---- Exercise inputs

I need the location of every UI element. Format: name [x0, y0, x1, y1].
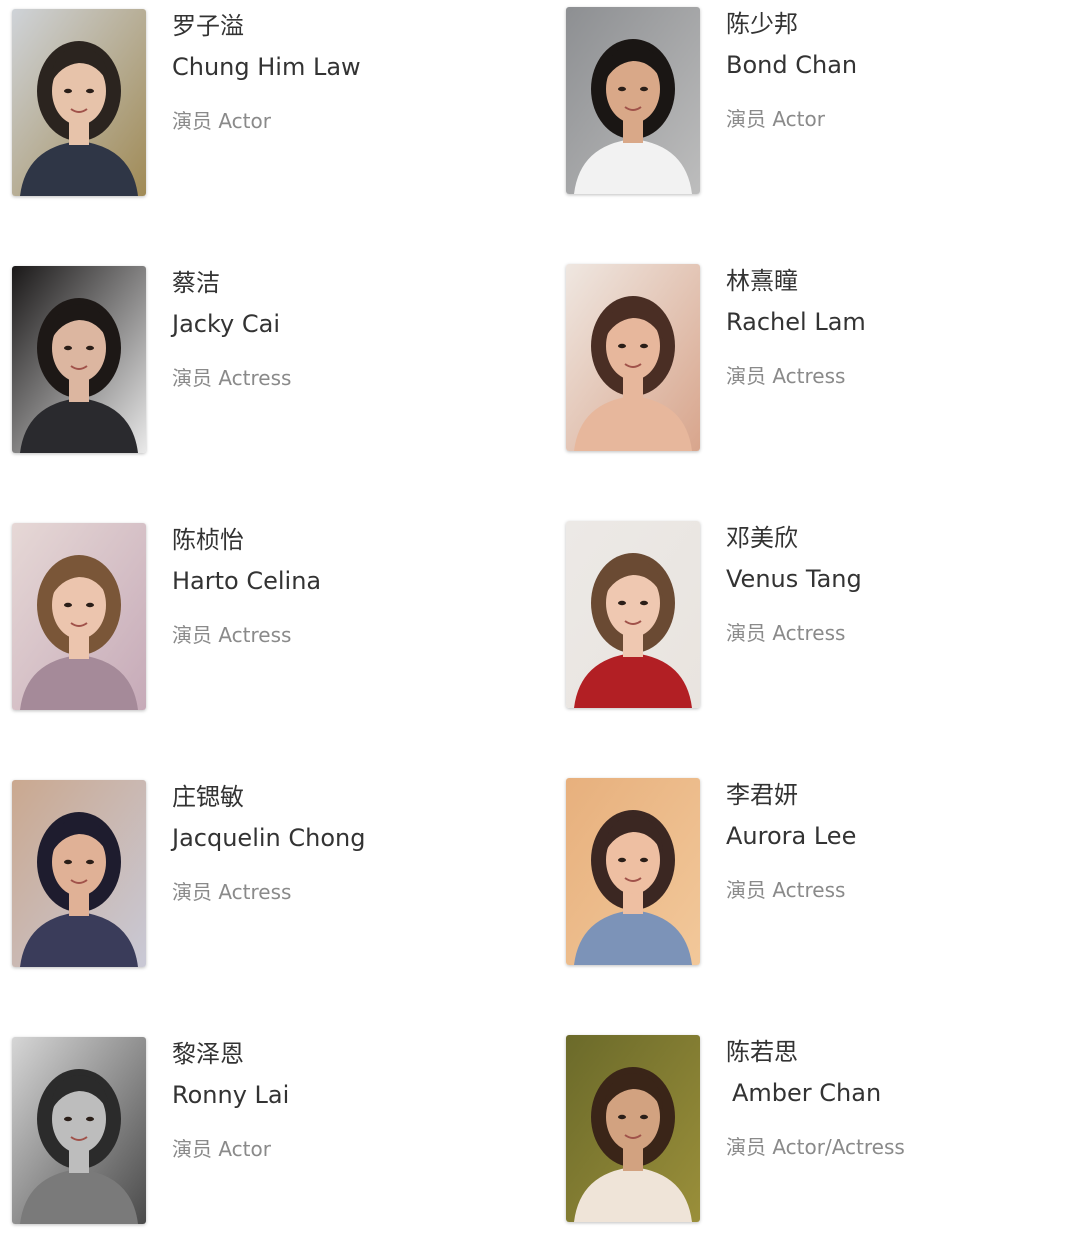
role-label: 演员 Actor/Actress [726, 1135, 905, 1159]
portrait-photo [566, 778, 700, 965]
portrait-image [12, 523, 146, 710]
chinese-name: 李君妍 [726, 781, 798, 809]
chinese-name: 邓美欣 [726, 524, 798, 552]
right-eye [86, 1116, 94, 1122]
chinese-name: 庄锶敏 [172, 783, 244, 811]
left-eye [618, 1114, 626, 1120]
right-eye [86, 859, 94, 865]
role-label: 演员 Actress [726, 878, 846, 902]
right-eye [86, 602, 94, 608]
portrait-image [12, 780, 146, 967]
portrait-image [12, 1037, 146, 1224]
chinese-name: 蔡洁 [172, 269, 220, 297]
left-eye [618, 343, 626, 349]
right-eye [86, 345, 94, 351]
role-label: 演员 Actor [172, 1137, 271, 1161]
english-name: Rachel Lam [726, 308, 866, 336]
english-name: Amber Chan [732, 1079, 882, 1107]
portrait-photo [566, 1035, 700, 1222]
english-name: Harto Celina [172, 567, 322, 595]
cast-card-venus-tang[interactable]: 邓美欣 Venus Tang 演员 Actress [566, 521, 1066, 716]
portrait-photo [12, 9, 146, 196]
left-eye [64, 602, 72, 608]
cast-card-ronny-lai[interactable]: 黎泽恩 Ronny Lai 演员 Actor [12, 1037, 512, 1232]
cast-list-page: 罗子溢 Chung Him Law 演员 Actor 陈少邦 Bond Chan… [0, 0, 1080, 1236]
portrait-photo [12, 523, 146, 710]
right-eye [640, 857, 648, 863]
portrait-photo [12, 780, 146, 967]
cast-card-amber-chan[interactable]: 陈若思 Amber Chan 演员 Actor/Actress [566, 1035, 1066, 1230]
right-eye [640, 600, 648, 606]
english-name: Bond Chan [726, 51, 858, 79]
portrait-image [566, 521, 700, 708]
english-name: Jacky Cai [172, 310, 280, 338]
english-name: Ronny Lai [172, 1081, 290, 1109]
portrait-image [566, 778, 700, 965]
role-label: 演员 Actor [726, 107, 825, 131]
portrait-image [566, 1035, 700, 1222]
role-label: 演员 Actress [172, 366, 292, 390]
english-name: Venus Tang [726, 565, 862, 593]
role-label: 演员 Actress [726, 364, 846, 388]
chinese-name: 罗子溢 [172, 12, 244, 40]
portrait-image [566, 7, 700, 194]
left-eye [618, 857, 626, 863]
left-eye [618, 600, 626, 606]
right-eye [640, 1114, 648, 1120]
chinese-name: 陈桢怡 [172, 526, 244, 554]
left-eye [64, 345, 72, 351]
chinese-name: 陈少邦 [726, 10, 798, 38]
portrait-photo [566, 521, 700, 708]
portrait-photo [12, 266, 146, 453]
english-name: Jacquelin Chong [172, 824, 366, 852]
portrait-photo [566, 264, 700, 451]
english-name: Chung Him Law [172, 53, 361, 81]
chinese-name: 黎泽恩 [172, 1040, 244, 1068]
role-label: 演员 Actress [172, 880, 292, 904]
cast-card-chung-him-law[interactable]: 罗子溢 Chung Him Law 演员 Actor [12, 9, 512, 204]
english-name: Aurora Lee [726, 822, 857, 850]
left-eye [618, 86, 626, 92]
cast-card-aurora-lee[interactable]: 李君妍 Aurora Lee 演员 Actress [566, 778, 1066, 973]
cast-card-jacquelin-chong[interactable]: 庄锶敏 Jacquelin Chong 演员 Actress [12, 780, 512, 975]
role-label: 演员 Actress [172, 623, 292, 647]
cast-card-harto-celina[interactable]: 陈桢怡 Harto Celina 演员 Actress [12, 523, 512, 718]
chinese-name: 林熹瞳 [726, 267, 798, 295]
portrait-image [12, 266, 146, 453]
left-eye [64, 1116, 72, 1122]
left-eye [64, 88, 72, 94]
chinese-name: 陈若思 [726, 1038, 798, 1066]
right-eye [640, 86, 648, 92]
role-label: 演员 Actor [172, 109, 271, 133]
right-eye [640, 343, 648, 349]
portrait-photo [12, 1037, 146, 1224]
cast-card-rachel-lam[interactable]: 林熹瞳 Rachel Lam 演员 Actress [566, 264, 1066, 459]
left-eye [64, 859, 72, 865]
right-eye [86, 88, 94, 94]
portrait-image [12, 9, 146, 196]
cast-card-bond-chan[interactable]: 陈少邦 Bond Chan 演员 Actor [566, 7, 1066, 202]
role-label: 演员 Actress [726, 621, 846, 645]
cast-card-jacky-cai[interactable]: 蔡洁 Jacky Cai 演员 Actress [12, 266, 512, 461]
portrait-photo [566, 7, 700, 194]
portrait-image [566, 264, 700, 451]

--------

_Required task_
Write out the entries above line for line, leaving the pictures out.

_Output for this task_
I need the location of every UI element. Format: name [x0, y0, x1, y1].
role-label: 演员 Actor/Actress [726, 1135, 905, 1159]
portrait-photo [566, 778, 700, 965]
portrait-image [12, 523, 146, 710]
chinese-name: 李君妍 [726, 781, 798, 809]
chinese-name: 邓美欣 [726, 524, 798, 552]
right-eye [86, 1116, 94, 1122]
chinese-name: 庄锶敏 [172, 783, 244, 811]
left-eye [618, 1114, 626, 1120]
right-eye [86, 859, 94, 865]
role-label: 演员 Actress [726, 878, 846, 902]
right-eye [86, 602, 94, 608]
portrait-image [12, 780, 146, 967]
portrait-image [12, 1037, 146, 1224]
chinese-name: 蔡洁 [172, 269, 220, 297]
left-eye [618, 343, 626, 349]
right-eye [86, 345, 94, 351]
role-label: 演员 Actor [172, 1137, 271, 1161]
english-name: Rachel Lam [726, 308, 866, 336]
english-name: Amber Chan [732, 1079, 882, 1107]
portrait-photo [566, 1035, 700, 1222]
english-name: Harto Celina [172, 567, 322, 595]
cast-card-venus-tang[interactable]: 邓美欣 Venus Tang 演员 Actress [566, 521, 1066, 716]
portrait-photo [12, 9, 146, 196]
left-eye [64, 602, 72, 608]
cast-card-ronny-lai[interactable]: 黎泽恩 Ronny Lai 演员 Actor [12, 1037, 512, 1232]
cast-list-page: 罗子溢 Chung Him Law 演员 Actor 陈少邦 Bond Chan… [0, 0, 1080, 1236]
portrait-photo [12, 523, 146, 710]
right-eye [640, 857, 648, 863]
portrait-photo [12, 780, 146, 967]
cast-card-amber-chan[interactable]: 陈若思 Amber Chan 演员 Actor/Actress [566, 1035, 1066, 1230]
right-eye [640, 600, 648, 606]
english-name: Bond Chan [726, 51, 858, 79]
portrait-image [566, 521, 700, 708]
english-name: Jacky Cai [172, 310, 280, 338]
english-name: Ronny Lai [172, 1081, 290, 1109]
portrait-image [566, 778, 700, 965]
role-label: 演员 Actor [726, 107, 825, 131]
portrait-image [566, 1035, 700, 1222]
role-label: 演员 Actress [172, 366, 292, 390]
english-name: Venus Tang [726, 565, 862, 593]
role-label: 演员 Actress [726, 364, 846, 388]
chinese-name: 罗子溢 [172, 12, 244, 40]
portrait-image [566, 7, 700, 194]
left-eye [618, 857, 626, 863]
left-eye [618, 600, 626, 606]
right-eye [640, 1114, 648, 1120]
chinese-name: 陈桢怡 [172, 526, 244, 554]
left-eye [64, 345, 72, 351]
chinese-name: 陈少邦 [726, 10, 798, 38]
portrait-photo [566, 521, 700, 708]
portrait-photo [12, 266, 146, 453]
english-name: Jacquelin Chong [172, 824, 366, 852]
portrait-photo [566, 264, 700, 451]
english-name: Chung Him Law [172, 53, 361, 81]
chinese-name: 黎泽恩 [172, 1040, 244, 1068]
role-label: 演员 Actress [172, 880, 292, 904]
cast-card-chung-him-law[interactable]: 罗子溢 Chung Him Law 演员 Actor [12, 9, 512, 204]
english-name: Aurora Lee [726, 822, 857, 850]
left-eye [618, 86, 626, 92]
cast-card-aurora-lee[interactable]: 李君妍 Aurora Lee 演员 Actress [566, 778, 1066, 973]
cast-card-jacquelin-chong[interactable]: 庄锶敏 Jacquelin Chong 演员 Actress [12, 780, 512, 975]
role-label: 演员 Actress [172, 623, 292, 647]
cast-card-harto-celina[interactable]: 陈桢怡 Harto Celina 演员 Actress [12, 523, 512, 718]
chinese-name: 林熹瞳 [726, 267, 798, 295]
portrait-image [12, 266, 146, 453]
left-eye [64, 1116, 72, 1122]
left-eye [64, 88, 72, 94]
chinese-name: 陈若思 [726, 1038, 798, 1066]
right-eye [640, 86, 648, 92]
role-label: 演员 Actor [172, 109, 271, 133]
right-eye [640, 343, 648, 349]
portrait-photo [12, 1037, 146, 1224]
cast-card-rachel-lam[interactable]: 林熹瞳 Rachel Lam 演员 Actress [566, 264, 1066, 459]
left-eye [64, 859, 72, 865]
right-eye [86, 88, 94, 94]
portrait-image [12, 9, 146, 196]
cast-card-bond-chan[interactable]: 陈少邦 Bond Chan 演员 Actor [566, 7, 1066, 202]
role-label: 演员 Actress [726, 621, 846, 645]
cast-card-jacky-cai[interactable]: 蔡洁 Jacky Cai 演员 Actress [12, 266, 512, 461]
portrait-photo [566, 7, 700, 194]
portrait-image [566, 264, 700, 451]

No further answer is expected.